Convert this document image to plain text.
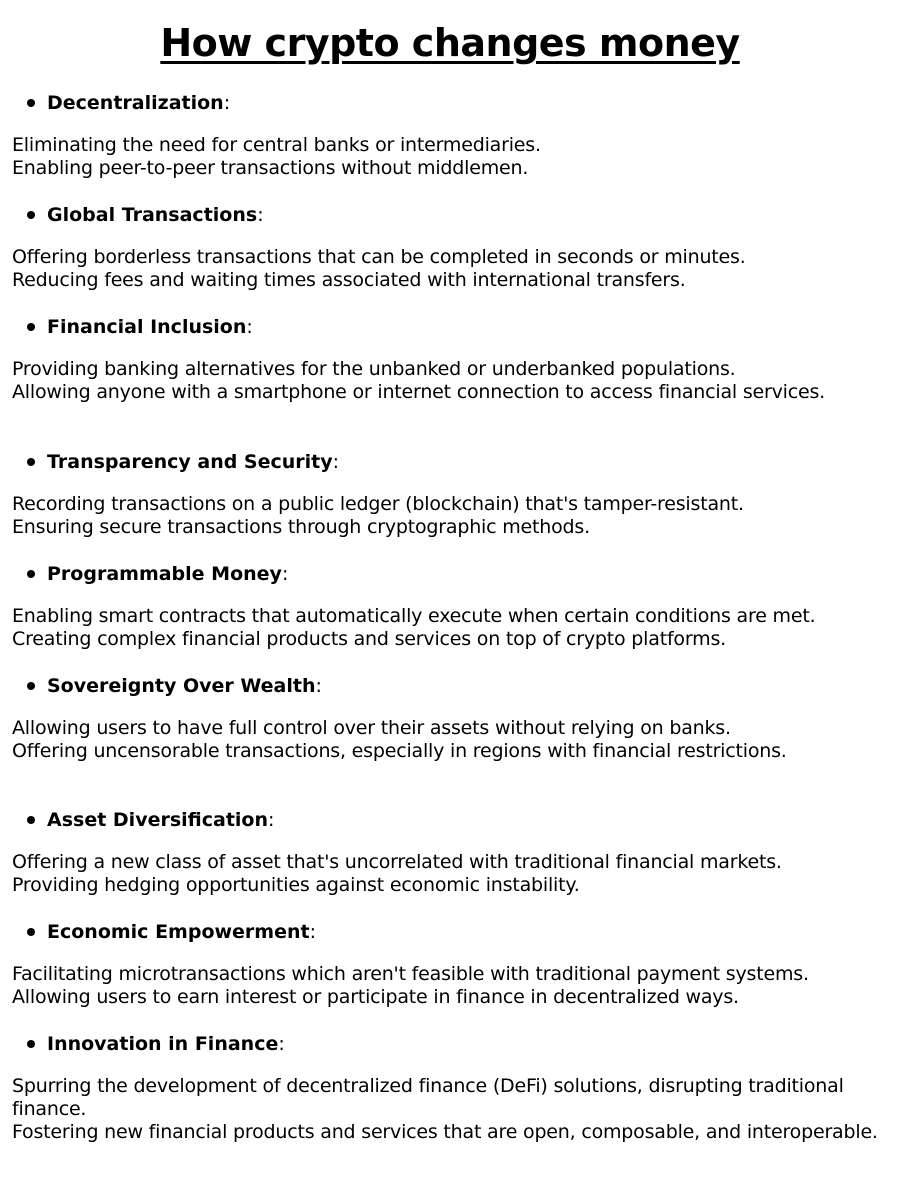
How crypto changes money
Decentralization :

Eliminating the need for central banks or intermediaries.

Enabling peer-to-peer transactions without middlemen.

Global Transactions :

Offering borderless transactions that can be completed in seconds or minutes.

Reducing fees and waiting times associated with international transfers.

Financial Inclusion :

Providing banking alternatives for the unbanked or underbanked populations.

Allowing anyone with a smartphone or internet connection to access financial services.

Transparency and Security :

Recording transactions on a public ledger (blockchain) that's tamper-resistant.

Ensuring secure transactions through cryptographic methods.

Programmable Money :

Enabling smart contracts that automatically execute when certain conditions are met.

Creating complex financial products and services on top of crypto platforms.

Sovereignty Over Wealth :

Allowing users to have full control over their assets without relying on banks.

Offering uncensorable transactions, especially in regions with financial restrictions.

Asset Diversification :

Offering a new class of asset that's uncorrelated with traditional financial markets.

Providing hedging opportunities against economic instability.

Economic Empowerment :

Facilitating microtransactions which aren't feasible with traditional payment systems.

Allowing users to earn interest or participate in finance in decentralized ways.

Innovation in Finance :

Spurring the development of decentralized finance (DeFi) solutions, disrupting traditional finance.

Fostering new financial products and services that are open, composable, and interoperable.
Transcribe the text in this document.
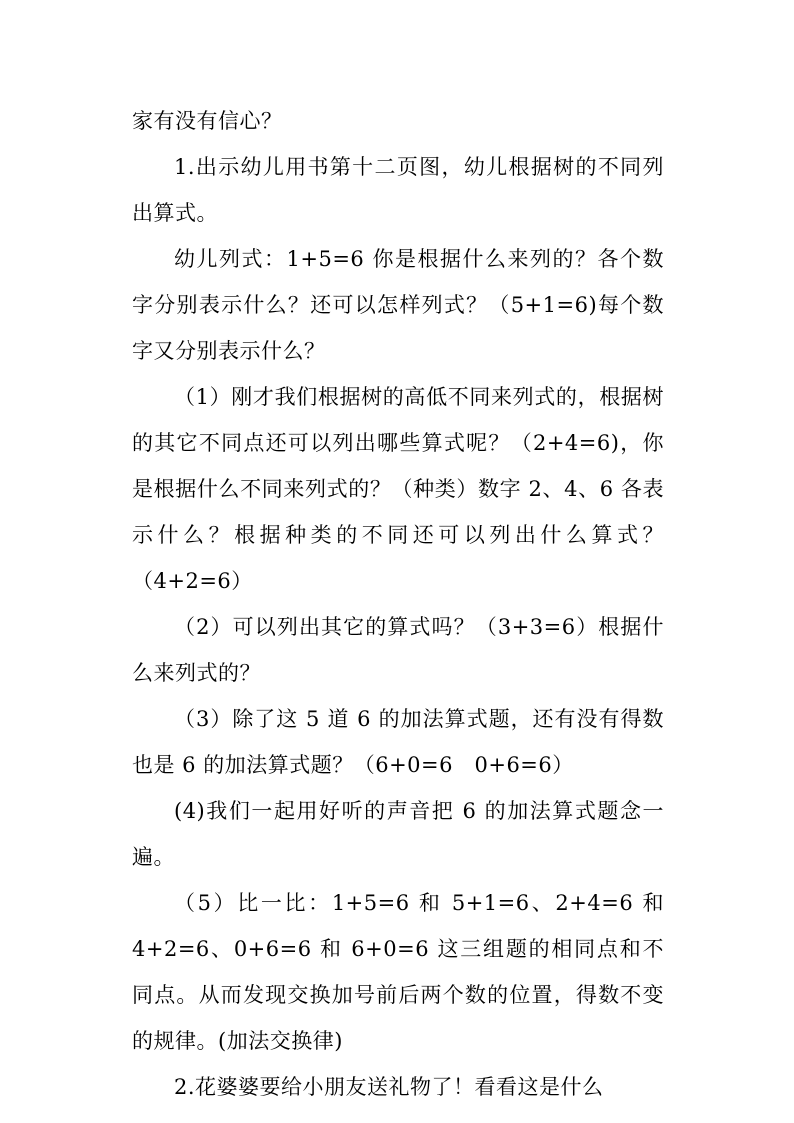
家有没有信心？

1.出示幼儿用书第十二页图，幼儿根据树的不同列出算式。

幼儿列式：1+5=6 你是根据什么来列的？各个数字分别表示什么？还可以怎样列式？（5+1=6)每个数字又分别表示什么？

（1）刚才我们根据树的高低不同来列式的，根据树的其它不同点还可以列出哪些算式呢？（2+4=6)，你是根据什么不同来列式的？（种类）数字 2、4、6 各表示什么？根据种类的不同还可以列出什么算式？（4+2=6）

（2）可以列出其它的算式吗？（3+3=6）根据什么来列式的？

（3）除了这 5 道 6 的加法算式题，还有没有得数也是 6 的加法算式题？（6+0=6　0+6=6）

(4)我们一起用好听的声音把 6 的加法算式题念一遍。

（5）比一比：1+5=6 和 5+1=6、2+4=6 和 4+2=6、0+6=6 和 6+0=6 这三组题的相同点和不同点。从而发现交换加号前后两个数的位置，得数不变的规律。(加法交换律)

2.花婆婆要给小朋友送礼物了！看看这是什么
-----
- **Stated task**: Images must not appear in the copy; reproduce everything else in the records verbatim.

- **Task answer**:
Convert this document image to plain text.
How crypto changes money
Decentralization :

Eliminating the need for central banks or intermediaries.

Enabling peer-to-peer transactions without middlemen.

Global Transactions :

Offering borderless transactions that can be completed in seconds or minutes.

Reducing fees and waiting times associated with international transfers.

Financial Inclusion :

Providing banking alternatives for the unbanked or underbanked populations.

Allowing anyone with a smartphone or internet connection to access financial services.

Transparency and Security :

Recording transactions on a public ledger (blockchain) that's tamper-resistant.

Ensuring secure transactions through cryptographic methods.

Programmable Money :

Enabling smart contracts that automatically execute when certain conditions are met.

Creating complex financial products and services on top of crypto platforms.

Sovereignty Over Wealth :

Allowing users to have full control over their assets without relying on banks.

Offering uncensorable transactions, especially in regions with financial restrictions.

Asset Diversification :

Offering a new class of asset that's uncorrelated with traditional financial markets.

Providing hedging opportunities against economic instability.

Economic Empowerment :

Facilitating microtransactions which aren't feasible with traditional payment systems.

Allowing users to earn interest or participate in finance in decentralized ways.

Innovation in Finance :

Spurring the development of decentralized finance (DeFi) solutions, disrupting traditional finance.

Fostering new financial products and services that are open, composable, and interoperable.
Transcribe the text in this document.
家有没有信心？

1.出示幼儿用书第十二页图，幼儿根据树的不同列出算式。

幼儿列式：1+5=6 你是根据什么来列的？各个数字分别表示什么？还可以怎样列式？（5+1=6)每个数字又分别表示什么？

（1）刚才我们根据树的高低不同来列式的，根据树的其它不同点还可以列出哪些算式呢？（2+4=6)，你是根据什么不同来列式的？（种类）数字 2、4、6 各表示什么？根据种类的不同还可以列出什么算式？（4+2=6）

（2）可以列出其它的算式吗？（3+3=6）根据什么来列式的？

（3）除了这 5 道 6 的加法算式题，还有没有得数也是 6 的加法算式题？（6+0=6　0+6=6）

(4)我们一起用好听的声音把 6 的加法算式题念一遍。

（5）比一比：1+5=6 和 5+1=6、2+4=6 和 4+2=6、0+6=6 和 6+0=6 这三组题的相同点和不同点。从而发现交换加号前后两个数的位置，得数不变的规律。(加法交换律)

2.花婆婆要给小朋友送礼物了！看看这是什么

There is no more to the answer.